== TASK DETAILS ==
Please give the entries again in full and exactly, without any picture.

— Start SUPPLIED MATERIAL —

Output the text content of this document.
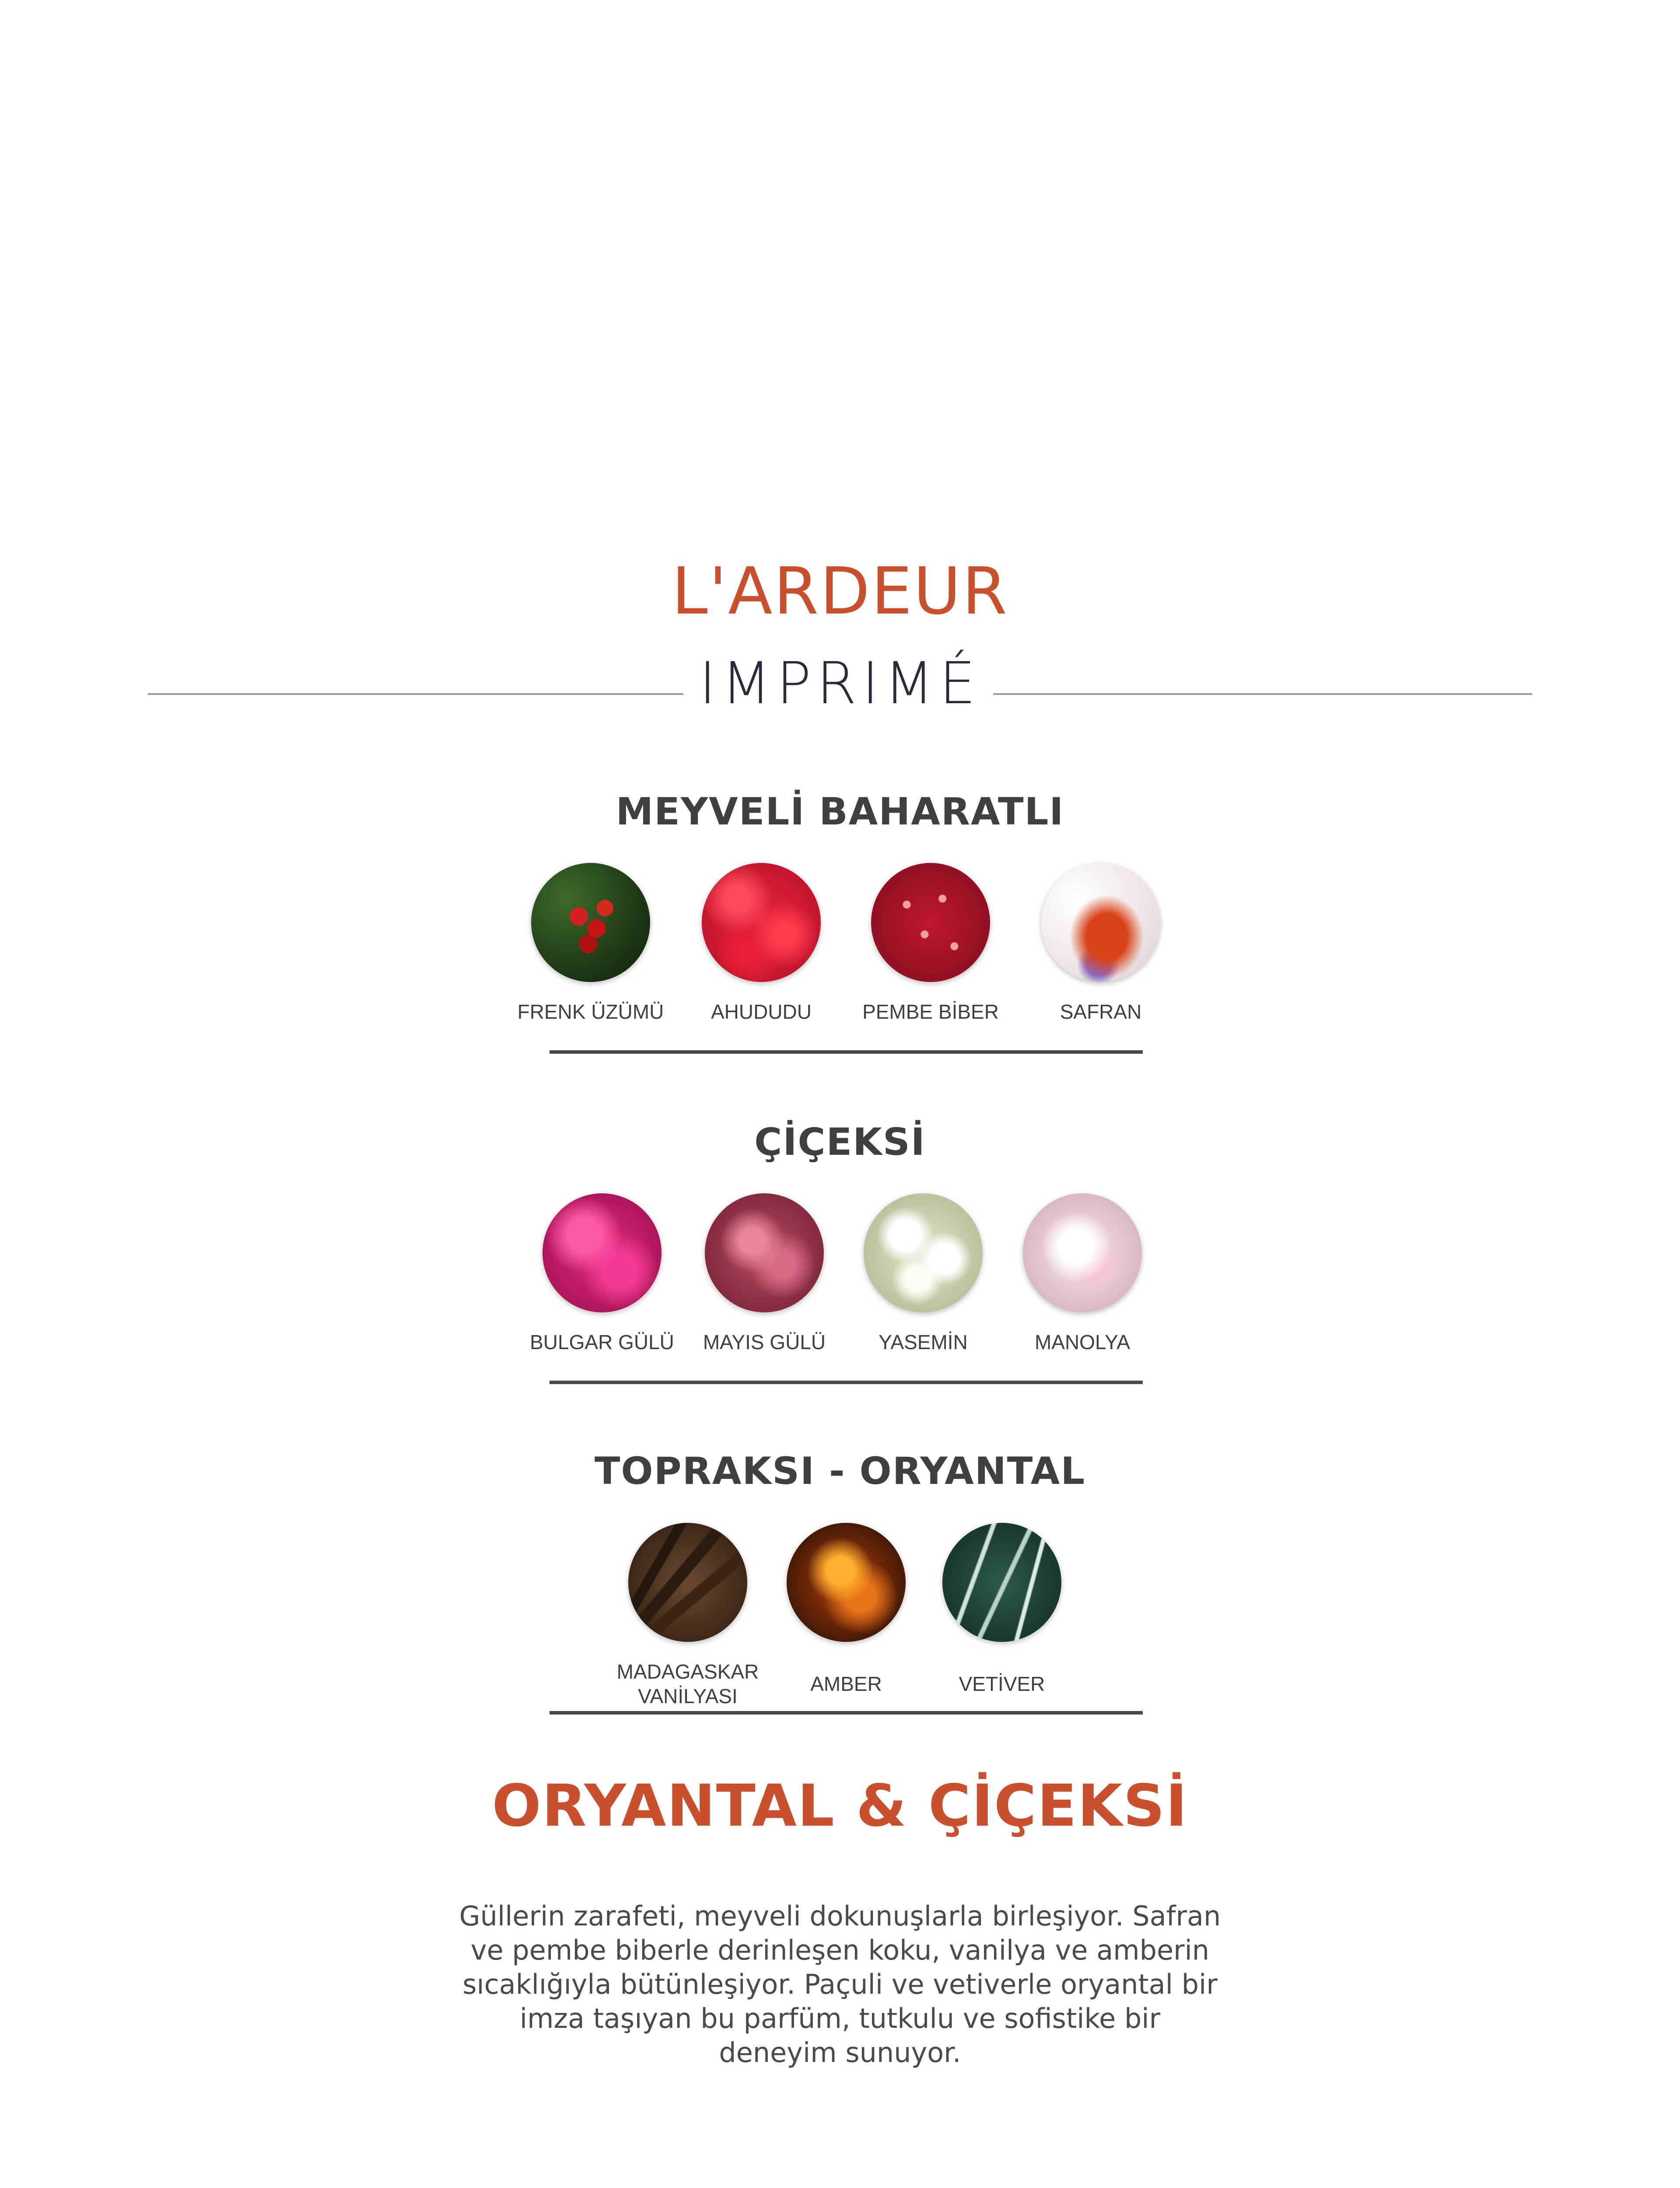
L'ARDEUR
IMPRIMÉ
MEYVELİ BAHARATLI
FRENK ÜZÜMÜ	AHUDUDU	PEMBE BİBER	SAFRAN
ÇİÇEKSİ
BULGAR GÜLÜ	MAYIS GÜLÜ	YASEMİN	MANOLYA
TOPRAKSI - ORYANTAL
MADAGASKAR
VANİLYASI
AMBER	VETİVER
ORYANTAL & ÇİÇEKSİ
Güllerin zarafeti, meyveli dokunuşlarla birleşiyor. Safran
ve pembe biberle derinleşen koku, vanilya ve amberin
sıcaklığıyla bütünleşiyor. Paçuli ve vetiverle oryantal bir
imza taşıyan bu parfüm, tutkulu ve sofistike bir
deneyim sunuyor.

— End SUPPLIED MATERIAL —

== EXERCISE OUTPUT ==
Output the text content of this document.
L'ARDEUR
IMPRIMÉ
MEYVELİ BAHARATLI
FRENK ÜZÜMÜ	AHUDUDU	PEMBE BİBER	SAFRAN
ÇİÇEKSİ
BULGAR GÜLÜ	MAYIS GÜLÜ	YASEMİN	MANOLYA
TOPRAKSI - ORYANTAL
MADAGASKAR
VANİLYASI
AMBER	VETİVER
ORYANTAL & ÇİÇEKSİ
Güllerin zarafeti, meyveli dokunuşlarla birleşiyor. Safran
ve pembe biberle derinleşen koku, vanilya ve amberin
sıcaklığıyla bütünleşiyor. Paçuli ve vetiverle oryantal bir
imza taşıyan bu parfüm, tutkulu ve sofistike bir
deneyim sunuyor.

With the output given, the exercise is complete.